Provided records
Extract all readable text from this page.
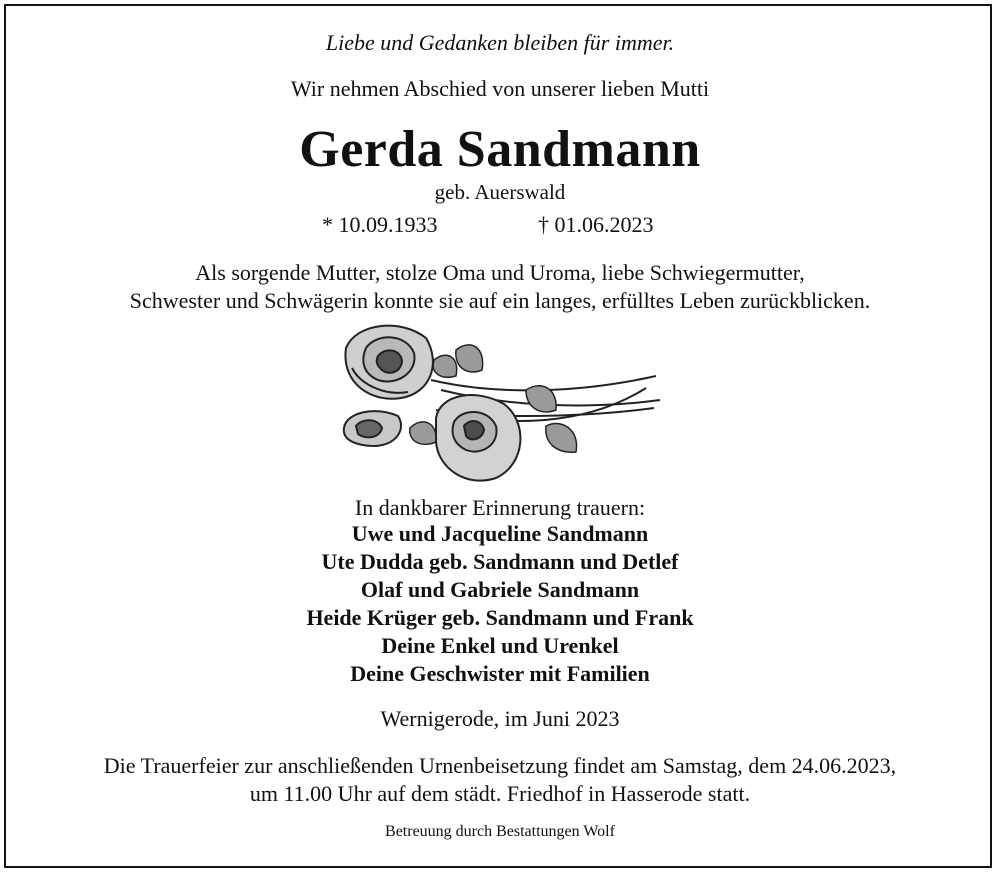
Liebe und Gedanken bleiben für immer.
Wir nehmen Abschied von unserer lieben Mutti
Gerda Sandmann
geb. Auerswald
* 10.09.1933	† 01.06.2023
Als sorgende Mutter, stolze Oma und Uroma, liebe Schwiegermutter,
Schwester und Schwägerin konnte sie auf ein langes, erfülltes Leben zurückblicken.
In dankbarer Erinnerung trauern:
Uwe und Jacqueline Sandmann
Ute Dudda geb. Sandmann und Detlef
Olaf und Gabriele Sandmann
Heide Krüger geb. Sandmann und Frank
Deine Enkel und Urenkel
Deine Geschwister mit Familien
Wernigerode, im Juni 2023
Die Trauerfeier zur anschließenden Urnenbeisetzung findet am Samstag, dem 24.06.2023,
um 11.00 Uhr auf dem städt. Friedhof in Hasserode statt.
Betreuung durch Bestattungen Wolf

Given task
Search the data above for lines holding "Deine" and copy each of them.

Solution below
Deine Enkel und Urenkel
Deine Geschwister mit Familien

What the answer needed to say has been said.